Collected data:
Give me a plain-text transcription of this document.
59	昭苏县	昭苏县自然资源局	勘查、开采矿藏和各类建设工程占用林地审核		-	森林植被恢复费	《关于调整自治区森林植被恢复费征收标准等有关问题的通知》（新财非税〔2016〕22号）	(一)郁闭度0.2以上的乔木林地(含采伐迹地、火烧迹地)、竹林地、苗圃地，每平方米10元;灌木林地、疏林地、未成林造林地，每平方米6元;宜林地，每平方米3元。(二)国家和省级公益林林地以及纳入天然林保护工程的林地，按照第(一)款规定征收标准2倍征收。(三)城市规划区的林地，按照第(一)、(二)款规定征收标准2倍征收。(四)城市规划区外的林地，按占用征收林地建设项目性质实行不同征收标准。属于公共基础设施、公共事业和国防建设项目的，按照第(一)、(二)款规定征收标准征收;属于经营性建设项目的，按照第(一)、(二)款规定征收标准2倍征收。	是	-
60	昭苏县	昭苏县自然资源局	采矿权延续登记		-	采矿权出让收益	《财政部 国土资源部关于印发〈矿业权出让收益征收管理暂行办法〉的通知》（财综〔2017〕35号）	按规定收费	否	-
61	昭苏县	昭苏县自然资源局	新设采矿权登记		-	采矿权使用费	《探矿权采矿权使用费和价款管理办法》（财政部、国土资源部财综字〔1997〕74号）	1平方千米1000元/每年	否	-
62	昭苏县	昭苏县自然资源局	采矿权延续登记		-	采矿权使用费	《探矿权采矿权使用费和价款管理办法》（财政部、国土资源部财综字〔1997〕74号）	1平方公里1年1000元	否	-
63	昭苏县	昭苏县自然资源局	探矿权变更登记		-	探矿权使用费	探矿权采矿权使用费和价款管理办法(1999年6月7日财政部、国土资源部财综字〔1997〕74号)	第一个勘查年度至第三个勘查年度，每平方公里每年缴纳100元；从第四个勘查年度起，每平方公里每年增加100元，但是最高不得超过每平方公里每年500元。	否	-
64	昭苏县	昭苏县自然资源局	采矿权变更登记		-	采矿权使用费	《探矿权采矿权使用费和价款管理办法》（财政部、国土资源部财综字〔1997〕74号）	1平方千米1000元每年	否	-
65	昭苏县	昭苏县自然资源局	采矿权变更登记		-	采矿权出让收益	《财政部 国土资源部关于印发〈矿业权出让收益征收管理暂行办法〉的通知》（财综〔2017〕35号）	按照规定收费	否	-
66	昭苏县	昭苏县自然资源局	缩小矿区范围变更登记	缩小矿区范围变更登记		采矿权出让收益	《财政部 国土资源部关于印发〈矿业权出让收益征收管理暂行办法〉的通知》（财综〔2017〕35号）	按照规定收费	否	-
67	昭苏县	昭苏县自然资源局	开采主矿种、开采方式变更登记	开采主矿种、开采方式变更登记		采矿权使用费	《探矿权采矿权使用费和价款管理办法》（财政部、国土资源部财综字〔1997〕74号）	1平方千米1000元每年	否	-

WORK TO BE COMPLETED: Copy all of the material word for word.

COMPLETE OUTPUT:
Give me a plain-text transcription of this document.
59	昭苏县	昭苏县自然资源局	勘查、开采矿藏和各类建设工程占用林地审核		-	森林植被恢复费	《关于调整自治区森林植被恢复费征收标准等有关问题的通知》（新财非税〔2016〕22号）	(一)郁闭度0.2以上的乔木林地(含采伐迹地、火烧迹地)、竹林地、苗圃地，每平方米10元;灌木林地、疏林地、未成林造林地，每平方米6元;宜林地，每平方米3元。(二)国家和省级公益林林地以及纳入天然林保护工程的林地，按照第(一)款规定征收标准2倍征收。(三)城市规划区的林地，按照第(一)、(二)款规定征收标准2倍征收。(四)城市规划区外的林地，按占用征收林地建设项目性质实行不同征收标准。属于公共基础设施、公共事业和国防建设项目的，按照第(一)、(二)款规定征收标准征收;属于经营性建设项目的，按照第(一)、(二)款规定征收标准2倍征收。	是	-
60	昭苏县	昭苏县自然资源局	采矿权延续登记		-	采矿权出让收益	《财政部 国土资源部关于印发〈矿业权出让收益征收管理暂行办法〉的通知》（财综〔2017〕35号）	按规定收费	否	-
61	昭苏县	昭苏县自然资源局	新设采矿权登记		-	采矿权使用费	《探矿权采矿权使用费和价款管理办法》（财政部、国土资源部财综字〔1997〕74号）	1平方千米1000元/每年	否	-
62	昭苏县	昭苏县自然资源局	采矿权延续登记		-	采矿权使用费	《探矿权采矿权使用费和价款管理办法》（财政部、国土资源部财综字〔1997〕74号）	1平方公里1年1000元	否	-
63	昭苏县	昭苏县自然资源局	探矿权变更登记		-	探矿权使用费	探矿权采矿权使用费和价款管理办法(1999年6月7日财政部、国土资源部财综字〔1997〕74号)	第一个勘查年度至第三个勘查年度，每平方公里每年缴纳100元；从第四个勘查年度起，每平方公里每年增加100元，但是最高不得超过每平方公里每年500元。	否	-
64	昭苏县	昭苏县自然资源局	采矿权变更登记		-	采矿权使用费	《探矿权采矿权使用费和价款管理办法》（财政部、国土资源部财综字〔1997〕74号）	1平方千米1000元每年	否	-
65	昭苏县	昭苏县自然资源局	采矿权变更登记		-	采矿权出让收益	《财政部 国土资源部关于印发〈矿业权出让收益征收管理暂行办法〉的通知》（财综〔2017〕35号）	按照规定收费	否	-
66	昭苏县	昭苏县自然资源局	缩小矿区范围变更登记	缩小矿区范围变更登记		采矿权出让收益	《财政部 国土资源部关于印发〈矿业权出让收益征收管理暂行办法〉的通知》（财综〔2017〕35号）	按照规定收费	否	-
67	昭苏县	昭苏县自然资源局	开采主矿种、开采方式变更登记	开采主矿种、开采方式变更登记		采矿权使用费	《探矿权采矿权使用费和价款管理办法》（财政部、国土资源部财综字〔1997〕74号）	1平方千米1000元每年	否	-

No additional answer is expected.